→ Dataset rows about figures:

::::

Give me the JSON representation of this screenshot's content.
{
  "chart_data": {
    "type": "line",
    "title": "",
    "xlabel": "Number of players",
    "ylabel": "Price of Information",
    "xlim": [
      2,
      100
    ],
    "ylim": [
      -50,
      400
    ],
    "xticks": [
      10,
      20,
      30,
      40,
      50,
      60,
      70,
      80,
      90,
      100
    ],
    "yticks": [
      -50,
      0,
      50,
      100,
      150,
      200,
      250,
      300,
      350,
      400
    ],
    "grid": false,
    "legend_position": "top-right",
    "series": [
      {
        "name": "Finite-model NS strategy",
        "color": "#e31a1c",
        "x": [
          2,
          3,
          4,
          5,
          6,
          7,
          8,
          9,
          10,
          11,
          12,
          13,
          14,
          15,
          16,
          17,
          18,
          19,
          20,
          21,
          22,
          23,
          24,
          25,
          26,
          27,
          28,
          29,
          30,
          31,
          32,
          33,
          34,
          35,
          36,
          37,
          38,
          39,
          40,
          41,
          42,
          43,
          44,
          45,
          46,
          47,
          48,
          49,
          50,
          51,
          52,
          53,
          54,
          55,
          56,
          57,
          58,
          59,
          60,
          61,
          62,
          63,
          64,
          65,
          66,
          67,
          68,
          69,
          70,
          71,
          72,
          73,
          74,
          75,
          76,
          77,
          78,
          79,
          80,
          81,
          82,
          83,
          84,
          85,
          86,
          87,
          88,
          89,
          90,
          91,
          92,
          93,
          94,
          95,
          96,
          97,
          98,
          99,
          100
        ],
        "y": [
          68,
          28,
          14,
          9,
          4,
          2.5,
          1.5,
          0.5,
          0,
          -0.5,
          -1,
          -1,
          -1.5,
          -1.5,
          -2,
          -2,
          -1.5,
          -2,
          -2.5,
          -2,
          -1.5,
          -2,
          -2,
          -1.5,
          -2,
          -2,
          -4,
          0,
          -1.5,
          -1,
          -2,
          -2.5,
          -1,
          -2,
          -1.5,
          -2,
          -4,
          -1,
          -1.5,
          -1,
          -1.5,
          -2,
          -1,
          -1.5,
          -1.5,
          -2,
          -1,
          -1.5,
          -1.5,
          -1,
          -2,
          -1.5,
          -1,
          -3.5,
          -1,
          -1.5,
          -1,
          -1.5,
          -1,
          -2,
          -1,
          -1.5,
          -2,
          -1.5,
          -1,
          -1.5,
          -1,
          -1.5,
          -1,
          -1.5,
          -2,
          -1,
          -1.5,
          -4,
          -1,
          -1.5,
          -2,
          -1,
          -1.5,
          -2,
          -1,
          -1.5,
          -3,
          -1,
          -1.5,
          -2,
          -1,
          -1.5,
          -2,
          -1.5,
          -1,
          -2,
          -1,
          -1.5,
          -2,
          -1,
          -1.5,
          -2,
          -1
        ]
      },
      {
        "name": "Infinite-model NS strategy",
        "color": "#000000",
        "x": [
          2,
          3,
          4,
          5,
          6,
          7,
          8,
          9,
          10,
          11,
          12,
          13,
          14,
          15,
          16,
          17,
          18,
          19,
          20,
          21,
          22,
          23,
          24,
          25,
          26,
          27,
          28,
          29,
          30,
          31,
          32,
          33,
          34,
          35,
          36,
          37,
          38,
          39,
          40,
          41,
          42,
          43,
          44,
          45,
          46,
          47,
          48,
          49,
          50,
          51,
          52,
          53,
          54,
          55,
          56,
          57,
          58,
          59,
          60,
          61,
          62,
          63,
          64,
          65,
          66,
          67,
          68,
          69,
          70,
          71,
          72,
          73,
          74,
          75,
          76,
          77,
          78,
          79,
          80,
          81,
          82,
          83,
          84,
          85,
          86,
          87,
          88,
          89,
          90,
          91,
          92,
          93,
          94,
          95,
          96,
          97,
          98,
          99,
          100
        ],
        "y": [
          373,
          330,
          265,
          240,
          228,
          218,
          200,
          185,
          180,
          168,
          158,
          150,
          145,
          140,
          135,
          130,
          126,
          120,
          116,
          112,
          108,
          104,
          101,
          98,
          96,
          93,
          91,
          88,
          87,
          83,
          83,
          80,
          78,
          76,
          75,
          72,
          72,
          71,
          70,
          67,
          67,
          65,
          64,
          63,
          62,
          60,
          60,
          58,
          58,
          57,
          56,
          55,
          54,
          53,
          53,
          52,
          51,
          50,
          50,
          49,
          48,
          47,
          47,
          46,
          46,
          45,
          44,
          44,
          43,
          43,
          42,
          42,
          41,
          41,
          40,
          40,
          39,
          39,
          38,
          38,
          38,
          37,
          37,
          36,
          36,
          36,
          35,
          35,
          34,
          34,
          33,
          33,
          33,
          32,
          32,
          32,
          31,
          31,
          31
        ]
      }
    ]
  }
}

::::

→ Requirement: Check all the records above and select each line where the string "model" is found.

→ Solution to the problem:
        "name": "Finite-model NS strategy",
        "name": "Infinite-model NS strategy",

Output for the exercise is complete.